▸ **Information shown**:
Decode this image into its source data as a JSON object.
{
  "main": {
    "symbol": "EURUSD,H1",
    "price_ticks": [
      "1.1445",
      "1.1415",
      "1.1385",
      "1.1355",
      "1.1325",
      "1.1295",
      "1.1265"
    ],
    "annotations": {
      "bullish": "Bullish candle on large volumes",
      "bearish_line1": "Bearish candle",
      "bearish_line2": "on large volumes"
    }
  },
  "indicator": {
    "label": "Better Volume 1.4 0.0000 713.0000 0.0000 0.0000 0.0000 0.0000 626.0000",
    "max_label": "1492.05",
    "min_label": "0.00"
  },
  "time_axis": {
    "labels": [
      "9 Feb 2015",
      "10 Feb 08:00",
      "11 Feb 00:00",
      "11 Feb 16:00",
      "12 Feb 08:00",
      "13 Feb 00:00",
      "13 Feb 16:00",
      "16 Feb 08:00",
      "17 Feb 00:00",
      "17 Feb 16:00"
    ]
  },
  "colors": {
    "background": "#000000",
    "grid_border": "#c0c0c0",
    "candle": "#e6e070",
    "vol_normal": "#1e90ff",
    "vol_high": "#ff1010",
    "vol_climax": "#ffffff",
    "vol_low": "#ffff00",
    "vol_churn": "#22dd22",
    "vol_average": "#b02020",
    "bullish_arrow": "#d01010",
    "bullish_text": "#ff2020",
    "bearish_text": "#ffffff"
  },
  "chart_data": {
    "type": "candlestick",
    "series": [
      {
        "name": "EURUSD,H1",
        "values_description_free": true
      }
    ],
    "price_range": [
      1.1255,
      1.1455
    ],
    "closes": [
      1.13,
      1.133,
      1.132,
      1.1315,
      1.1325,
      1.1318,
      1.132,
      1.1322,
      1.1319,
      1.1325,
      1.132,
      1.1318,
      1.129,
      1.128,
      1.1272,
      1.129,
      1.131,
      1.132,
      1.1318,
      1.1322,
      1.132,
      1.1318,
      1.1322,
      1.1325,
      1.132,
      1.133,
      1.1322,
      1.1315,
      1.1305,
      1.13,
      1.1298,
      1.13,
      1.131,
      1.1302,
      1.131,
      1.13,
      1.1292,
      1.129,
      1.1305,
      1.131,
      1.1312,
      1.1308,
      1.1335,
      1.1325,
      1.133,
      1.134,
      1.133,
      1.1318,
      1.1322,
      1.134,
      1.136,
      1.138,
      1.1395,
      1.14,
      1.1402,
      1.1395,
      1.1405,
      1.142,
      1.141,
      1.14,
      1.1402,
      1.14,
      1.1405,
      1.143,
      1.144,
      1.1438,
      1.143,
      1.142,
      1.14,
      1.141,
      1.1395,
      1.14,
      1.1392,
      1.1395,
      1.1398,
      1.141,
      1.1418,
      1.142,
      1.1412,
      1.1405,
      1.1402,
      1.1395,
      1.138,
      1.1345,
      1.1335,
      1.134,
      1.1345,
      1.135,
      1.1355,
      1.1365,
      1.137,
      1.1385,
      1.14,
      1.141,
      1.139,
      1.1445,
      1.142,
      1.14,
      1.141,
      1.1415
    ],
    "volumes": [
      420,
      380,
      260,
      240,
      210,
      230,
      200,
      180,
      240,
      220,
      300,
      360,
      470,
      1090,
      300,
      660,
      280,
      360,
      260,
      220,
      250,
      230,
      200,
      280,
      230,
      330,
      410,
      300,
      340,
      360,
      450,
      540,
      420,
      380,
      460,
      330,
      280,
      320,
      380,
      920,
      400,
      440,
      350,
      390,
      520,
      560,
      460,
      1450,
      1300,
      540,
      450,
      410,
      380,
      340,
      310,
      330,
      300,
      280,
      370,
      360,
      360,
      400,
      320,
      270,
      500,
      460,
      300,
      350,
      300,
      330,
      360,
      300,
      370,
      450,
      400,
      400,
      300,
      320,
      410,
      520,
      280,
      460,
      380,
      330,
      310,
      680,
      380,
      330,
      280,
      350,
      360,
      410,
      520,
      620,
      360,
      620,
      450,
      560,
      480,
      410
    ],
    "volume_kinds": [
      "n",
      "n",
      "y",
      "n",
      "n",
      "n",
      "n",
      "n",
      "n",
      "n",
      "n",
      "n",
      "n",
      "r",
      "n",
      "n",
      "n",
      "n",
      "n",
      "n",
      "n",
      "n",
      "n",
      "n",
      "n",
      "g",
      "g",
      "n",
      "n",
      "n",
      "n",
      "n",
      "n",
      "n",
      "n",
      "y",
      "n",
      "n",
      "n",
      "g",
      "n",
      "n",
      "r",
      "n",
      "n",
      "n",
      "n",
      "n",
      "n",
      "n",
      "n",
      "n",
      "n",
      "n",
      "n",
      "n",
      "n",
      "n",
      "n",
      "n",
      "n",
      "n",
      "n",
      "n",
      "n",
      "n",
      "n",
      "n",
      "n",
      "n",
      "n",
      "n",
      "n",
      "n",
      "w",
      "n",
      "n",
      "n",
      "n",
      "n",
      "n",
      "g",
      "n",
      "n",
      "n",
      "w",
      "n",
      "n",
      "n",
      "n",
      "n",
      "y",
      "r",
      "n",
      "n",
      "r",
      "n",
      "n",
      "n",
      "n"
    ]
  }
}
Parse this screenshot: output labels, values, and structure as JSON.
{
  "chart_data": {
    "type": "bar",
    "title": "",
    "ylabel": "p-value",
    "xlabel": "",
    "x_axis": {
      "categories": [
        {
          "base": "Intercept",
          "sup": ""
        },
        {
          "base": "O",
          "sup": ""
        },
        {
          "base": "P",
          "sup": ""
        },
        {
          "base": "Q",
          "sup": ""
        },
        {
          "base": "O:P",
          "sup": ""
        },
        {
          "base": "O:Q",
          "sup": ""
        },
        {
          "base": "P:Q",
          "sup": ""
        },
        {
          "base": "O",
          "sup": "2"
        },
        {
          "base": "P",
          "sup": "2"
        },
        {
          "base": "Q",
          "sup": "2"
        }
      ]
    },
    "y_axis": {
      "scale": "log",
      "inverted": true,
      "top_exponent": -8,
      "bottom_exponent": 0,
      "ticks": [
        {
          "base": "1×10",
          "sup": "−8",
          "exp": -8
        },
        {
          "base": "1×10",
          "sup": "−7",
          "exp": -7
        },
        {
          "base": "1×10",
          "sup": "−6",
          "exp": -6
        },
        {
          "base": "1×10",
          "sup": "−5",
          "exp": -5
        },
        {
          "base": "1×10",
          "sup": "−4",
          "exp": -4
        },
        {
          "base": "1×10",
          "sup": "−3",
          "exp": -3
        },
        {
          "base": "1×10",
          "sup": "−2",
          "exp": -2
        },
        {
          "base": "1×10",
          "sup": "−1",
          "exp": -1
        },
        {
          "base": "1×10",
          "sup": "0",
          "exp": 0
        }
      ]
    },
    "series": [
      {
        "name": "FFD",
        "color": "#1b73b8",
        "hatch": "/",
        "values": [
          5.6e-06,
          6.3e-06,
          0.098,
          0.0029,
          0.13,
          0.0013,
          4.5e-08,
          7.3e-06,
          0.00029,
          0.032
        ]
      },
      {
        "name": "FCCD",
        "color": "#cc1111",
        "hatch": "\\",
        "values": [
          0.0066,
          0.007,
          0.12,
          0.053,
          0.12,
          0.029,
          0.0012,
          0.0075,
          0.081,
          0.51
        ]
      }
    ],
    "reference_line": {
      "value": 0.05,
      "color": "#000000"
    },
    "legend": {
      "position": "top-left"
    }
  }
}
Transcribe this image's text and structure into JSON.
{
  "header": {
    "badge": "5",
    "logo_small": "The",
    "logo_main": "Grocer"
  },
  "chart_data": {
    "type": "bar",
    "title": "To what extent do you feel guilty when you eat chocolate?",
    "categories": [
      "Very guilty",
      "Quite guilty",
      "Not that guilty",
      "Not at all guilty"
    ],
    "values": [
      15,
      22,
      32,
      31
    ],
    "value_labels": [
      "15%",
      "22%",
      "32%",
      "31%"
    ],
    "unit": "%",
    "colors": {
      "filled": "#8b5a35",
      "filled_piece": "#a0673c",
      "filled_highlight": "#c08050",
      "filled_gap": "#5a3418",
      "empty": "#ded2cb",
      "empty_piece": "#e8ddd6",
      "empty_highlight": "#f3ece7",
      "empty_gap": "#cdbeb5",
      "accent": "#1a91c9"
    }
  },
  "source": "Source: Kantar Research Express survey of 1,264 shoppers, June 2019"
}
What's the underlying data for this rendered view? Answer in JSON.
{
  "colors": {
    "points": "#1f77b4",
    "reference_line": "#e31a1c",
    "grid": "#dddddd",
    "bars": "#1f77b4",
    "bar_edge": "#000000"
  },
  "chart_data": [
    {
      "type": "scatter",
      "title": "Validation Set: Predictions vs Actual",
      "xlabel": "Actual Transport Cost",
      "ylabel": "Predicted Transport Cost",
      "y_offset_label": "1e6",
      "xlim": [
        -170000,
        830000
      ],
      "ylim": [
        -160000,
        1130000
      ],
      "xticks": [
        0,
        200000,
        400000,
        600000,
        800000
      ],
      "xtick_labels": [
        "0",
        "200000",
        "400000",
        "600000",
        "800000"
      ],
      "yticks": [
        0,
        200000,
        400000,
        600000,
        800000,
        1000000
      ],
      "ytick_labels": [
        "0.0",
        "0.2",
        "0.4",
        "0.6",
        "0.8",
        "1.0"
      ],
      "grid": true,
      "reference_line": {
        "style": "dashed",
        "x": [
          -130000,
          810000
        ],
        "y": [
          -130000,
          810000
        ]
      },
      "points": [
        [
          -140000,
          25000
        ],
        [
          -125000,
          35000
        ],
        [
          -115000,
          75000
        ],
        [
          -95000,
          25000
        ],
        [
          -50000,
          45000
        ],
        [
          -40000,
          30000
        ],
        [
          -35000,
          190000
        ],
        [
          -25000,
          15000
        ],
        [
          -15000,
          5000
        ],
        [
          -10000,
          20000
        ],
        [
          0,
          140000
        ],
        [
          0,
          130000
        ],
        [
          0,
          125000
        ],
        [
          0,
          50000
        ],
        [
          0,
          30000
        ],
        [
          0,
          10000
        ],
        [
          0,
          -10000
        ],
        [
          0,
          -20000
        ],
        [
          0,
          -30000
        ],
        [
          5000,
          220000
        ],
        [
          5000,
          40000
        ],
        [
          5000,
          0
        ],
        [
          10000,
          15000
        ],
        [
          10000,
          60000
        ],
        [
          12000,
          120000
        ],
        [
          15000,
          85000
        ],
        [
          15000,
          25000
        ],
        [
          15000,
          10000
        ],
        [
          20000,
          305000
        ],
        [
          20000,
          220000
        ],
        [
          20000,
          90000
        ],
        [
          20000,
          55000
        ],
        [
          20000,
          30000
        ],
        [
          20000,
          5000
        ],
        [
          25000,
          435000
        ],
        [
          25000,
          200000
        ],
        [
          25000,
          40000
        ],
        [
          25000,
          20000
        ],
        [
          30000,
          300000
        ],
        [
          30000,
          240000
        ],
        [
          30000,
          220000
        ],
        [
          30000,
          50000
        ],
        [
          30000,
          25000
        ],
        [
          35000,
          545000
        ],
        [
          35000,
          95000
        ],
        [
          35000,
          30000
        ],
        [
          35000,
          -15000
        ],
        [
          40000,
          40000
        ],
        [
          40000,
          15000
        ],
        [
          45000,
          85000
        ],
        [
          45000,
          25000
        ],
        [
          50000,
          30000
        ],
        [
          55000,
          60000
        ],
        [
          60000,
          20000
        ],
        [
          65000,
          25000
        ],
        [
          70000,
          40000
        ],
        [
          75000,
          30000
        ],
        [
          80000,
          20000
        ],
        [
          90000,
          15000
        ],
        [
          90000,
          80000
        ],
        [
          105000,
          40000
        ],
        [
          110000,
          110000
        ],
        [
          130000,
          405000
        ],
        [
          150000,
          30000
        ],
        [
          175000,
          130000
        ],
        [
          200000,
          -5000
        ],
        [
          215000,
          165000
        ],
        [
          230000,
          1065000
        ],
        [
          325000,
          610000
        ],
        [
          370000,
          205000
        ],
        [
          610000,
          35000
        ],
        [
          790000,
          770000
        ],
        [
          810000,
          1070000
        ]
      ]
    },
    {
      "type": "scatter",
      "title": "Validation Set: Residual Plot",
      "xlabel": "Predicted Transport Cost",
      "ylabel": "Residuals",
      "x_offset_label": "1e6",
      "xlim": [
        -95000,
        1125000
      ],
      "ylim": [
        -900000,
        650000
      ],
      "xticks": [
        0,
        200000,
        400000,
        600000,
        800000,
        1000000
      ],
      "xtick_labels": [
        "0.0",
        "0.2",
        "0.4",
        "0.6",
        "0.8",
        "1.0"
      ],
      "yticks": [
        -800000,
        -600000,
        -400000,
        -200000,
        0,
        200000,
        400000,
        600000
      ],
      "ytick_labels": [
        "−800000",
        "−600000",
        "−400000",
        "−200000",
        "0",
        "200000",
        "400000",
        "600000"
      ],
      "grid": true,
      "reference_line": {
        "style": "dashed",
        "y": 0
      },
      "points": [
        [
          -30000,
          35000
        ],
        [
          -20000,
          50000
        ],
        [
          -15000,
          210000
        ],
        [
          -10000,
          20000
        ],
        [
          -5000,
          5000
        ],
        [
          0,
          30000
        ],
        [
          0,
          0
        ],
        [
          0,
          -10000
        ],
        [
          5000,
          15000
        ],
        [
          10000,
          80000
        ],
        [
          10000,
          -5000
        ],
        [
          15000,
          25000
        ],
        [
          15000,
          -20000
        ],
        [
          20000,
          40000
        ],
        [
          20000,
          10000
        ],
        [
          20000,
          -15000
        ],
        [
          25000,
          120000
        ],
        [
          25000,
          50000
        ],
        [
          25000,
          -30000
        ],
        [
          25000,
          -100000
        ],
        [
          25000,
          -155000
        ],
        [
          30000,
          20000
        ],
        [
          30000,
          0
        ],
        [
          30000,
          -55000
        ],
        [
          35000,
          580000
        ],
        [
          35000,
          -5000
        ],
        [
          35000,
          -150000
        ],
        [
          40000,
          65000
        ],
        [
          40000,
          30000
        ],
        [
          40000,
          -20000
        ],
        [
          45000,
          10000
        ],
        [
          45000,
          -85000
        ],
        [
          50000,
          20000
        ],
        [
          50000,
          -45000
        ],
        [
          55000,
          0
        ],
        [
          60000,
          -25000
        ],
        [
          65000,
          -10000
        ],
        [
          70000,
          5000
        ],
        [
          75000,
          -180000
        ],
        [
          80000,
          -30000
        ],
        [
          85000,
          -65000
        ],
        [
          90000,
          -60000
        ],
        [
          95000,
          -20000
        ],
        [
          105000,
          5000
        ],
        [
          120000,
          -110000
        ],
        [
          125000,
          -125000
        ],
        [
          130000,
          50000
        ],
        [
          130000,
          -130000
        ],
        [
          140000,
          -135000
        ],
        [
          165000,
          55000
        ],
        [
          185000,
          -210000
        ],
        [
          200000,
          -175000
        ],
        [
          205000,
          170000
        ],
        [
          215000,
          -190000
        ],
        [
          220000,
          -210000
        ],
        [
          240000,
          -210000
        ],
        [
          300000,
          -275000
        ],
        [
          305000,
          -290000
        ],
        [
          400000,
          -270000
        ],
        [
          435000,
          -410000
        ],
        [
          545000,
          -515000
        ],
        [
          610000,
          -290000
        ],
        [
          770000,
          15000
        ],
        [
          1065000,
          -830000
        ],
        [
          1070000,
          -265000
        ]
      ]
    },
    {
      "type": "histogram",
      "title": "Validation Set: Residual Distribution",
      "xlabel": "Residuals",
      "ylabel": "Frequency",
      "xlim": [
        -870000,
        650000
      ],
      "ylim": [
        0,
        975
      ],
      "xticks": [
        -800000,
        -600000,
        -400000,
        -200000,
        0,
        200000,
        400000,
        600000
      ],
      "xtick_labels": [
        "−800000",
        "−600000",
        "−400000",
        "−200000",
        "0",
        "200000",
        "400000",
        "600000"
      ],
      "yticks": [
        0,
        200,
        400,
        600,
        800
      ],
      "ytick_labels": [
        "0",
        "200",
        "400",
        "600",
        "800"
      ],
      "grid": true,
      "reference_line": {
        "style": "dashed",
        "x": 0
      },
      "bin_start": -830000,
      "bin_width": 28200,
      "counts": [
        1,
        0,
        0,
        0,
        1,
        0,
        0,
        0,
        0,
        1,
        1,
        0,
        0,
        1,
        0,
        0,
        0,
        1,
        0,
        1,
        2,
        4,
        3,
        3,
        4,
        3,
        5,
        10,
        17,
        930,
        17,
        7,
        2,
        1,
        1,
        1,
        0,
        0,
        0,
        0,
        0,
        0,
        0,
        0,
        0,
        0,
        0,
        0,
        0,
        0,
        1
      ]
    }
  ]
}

▸ **What you need to do**: Pull out each line of the records holding the string "xlabel".

▸ **Response to this task**:
    "xlabel": "",
      "xlabel": "Actual Transport Cost",
      "xlabel": "Predicted Transport Cost",
      "xlabel": "Residuals",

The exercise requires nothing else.